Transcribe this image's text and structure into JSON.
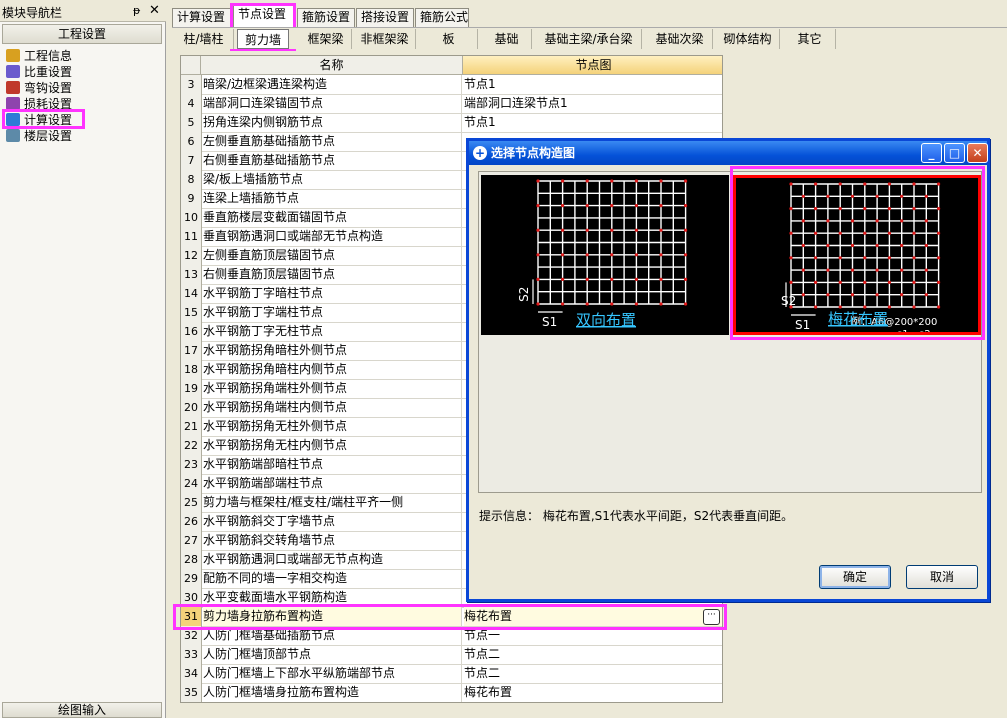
{
  "nav": {
    "title": "模块导航栏",
    "pin": "ᵽ",
    "close": "✕",
    "group": "工程设置",
    "items": [
      {
        "label": "工程信息",
        "icon": "project-info-icon",
        "color": "#d8a020"
      },
      {
        "label": "比重设置",
        "icon": "density-icon",
        "color": "#6a5acd"
      },
      {
        "label": "弯钩设置",
        "icon": "hook-icon",
        "color": "#c0392b"
      },
      {
        "label": "损耗设置",
        "icon": "loss-icon",
        "color": "#8e44ad"
      },
      {
        "label": "计算设置",
        "icon": "calc-settings-icon",
        "color": "#2e7bd6"
      },
      {
        "label": "楼层设置",
        "icon": "floor-icon",
        "color": "#5d8aa8"
      }
    ],
    "bottom": "绘图输入"
  },
  "tabs": [
    "计算设置",
    "节点设置",
    "箍筋设置",
    "搭接设置",
    "箍筋公式"
  ],
  "subtabs": [
    "柱/墙柱",
    "剪力墙",
    "框架梁",
    "非框架梁",
    "板",
    "基础",
    "基础主梁/承台梁",
    "基础次梁",
    "砌体结构",
    "其它"
  ],
  "grid": {
    "headers": {
      "name": "名称",
      "node": "节点图"
    },
    "rows": [
      {
        "num": "3",
        "name": "暗梁/边框梁遇连梁构造",
        "node": "节点1"
      },
      {
        "num": "4",
        "name": "端部洞口连梁锚固节点",
        "node": "端部洞口连梁节点1"
      },
      {
        "num": "5",
        "name": "拐角连梁内侧钢筋节点",
        "node": "节点1"
      },
      {
        "num": "6",
        "name": "左侧垂直筋基础插筋节点",
        "node": ""
      },
      {
        "num": "7",
        "name": "右侧垂直筋基础插筋节点",
        "node": ""
      },
      {
        "num": "8",
        "name": "梁/板上墙插筋节点",
        "node": ""
      },
      {
        "num": "9",
        "name": "连梁上墙插筋节点",
        "node": ""
      },
      {
        "num": "10",
        "name": "垂直筋楼层变截面锚固节点",
        "node": ""
      },
      {
        "num": "11",
        "name": "垂直钢筋遇洞口或端部无节点构造",
        "node": ""
      },
      {
        "num": "12",
        "name": "左侧垂直筋顶层锚固节点",
        "node": ""
      },
      {
        "num": "13",
        "name": "右侧垂直筋顶层锚固节点",
        "node": ""
      },
      {
        "num": "14",
        "name": "水平钢筋丁字暗柱节点",
        "node": ""
      },
      {
        "num": "15",
        "name": "水平钢筋丁字端柱节点",
        "node": ""
      },
      {
        "num": "16",
        "name": "水平钢筋丁字无柱节点",
        "node": ""
      },
      {
        "num": "17",
        "name": "水平钢筋拐角暗柱外侧节点",
        "node": ""
      },
      {
        "num": "18",
        "name": "水平钢筋拐角暗柱内侧节点",
        "node": ""
      },
      {
        "num": "19",
        "name": "水平钢筋拐角端柱外侧节点",
        "node": ""
      },
      {
        "num": "20",
        "name": "水平钢筋拐角端柱内侧节点",
        "node": ""
      },
      {
        "num": "21",
        "name": "水平钢筋拐角无柱外侧节点",
        "node": ""
      },
      {
        "num": "22",
        "name": "水平钢筋拐角无柱内侧节点",
        "node": ""
      },
      {
        "num": "23",
        "name": "水平钢筋端部暗柱节点",
        "node": ""
      },
      {
        "num": "24",
        "name": "水平钢筋端部端柱节点",
        "node": ""
      },
      {
        "num": "25",
        "name": "剪力墙与框架柱/框支柱/端柱平齐一侧",
        "node": ""
      },
      {
        "num": "26",
        "name": "水平钢筋斜交丁字墙节点",
        "node": ""
      },
      {
        "num": "27",
        "name": "水平钢筋斜交转角墙节点",
        "node": ""
      },
      {
        "num": "28",
        "name": "水平钢筋遇洞口或端部无节点构造",
        "node": ""
      },
      {
        "num": "29",
        "name": "配筋不同的墙一字相交构造",
        "node": ""
      },
      {
        "num": "30",
        "name": "水平变截面墙水平钢筋构造",
        "node": ""
      },
      {
        "num": "31",
        "name": "剪力墙身拉筋布置构造",
        "node": "梅花布置"
      },
      {
        "num": "32",
        "name": "人防门框墙基础插筋节点",
        "node": "节点一"
      },
      {
        "num": "33",
        "name": "人防门框墙顶部节点",
        "node": "节点二"
      },
      {
        "num": "34",
        "name": "人防门框墙上下部水平纵筋端部节点",
        "node": "节点二"
      },
      {
        "num": "35",
        "name": "人防门框墙墙身拉筋布置构造",
        "node": "梅花布置"
      }
    ],
    "more_glyph": "···"
  },
  "dialog": {
    "title": "选择节点构造图",
    "title_icon": "+",
    "minimize": "_",
    "maximize": "□",
    "close": "✕",
    "options": [
      {
        "caption": "双向布置",
        "s1": "S1",
        "s2": "S2",
        "example": "",
        "ex_s1": "",
        "ex_s2": ""
      },
      {
        "caption": "梅花布置",
        "s1": "S1",
        "s2": "S2",
        "example": "例：A6@200*200",
        "ex_s1": "s1",
        "ex_s2": "s2"
      }
    ],
    "hint": "提示信息： 梅花布置,S1代表水平间距，S2代表垂直间距。",
    "ok": "确定",
    "cancel": "取消"
  },
  "colors": {
    "highlight": "#ff33ff",
    "selected_border": "#ff0000",
    "caption": "#36c6ff",
    "grid_line": "#ffffff",
    "dot": "#e01818"
  }
}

| TASK REQUIREMENTS |
Of the lines in the data above, how many contain the word "caption"? Give only that figure.

| REPLY |
3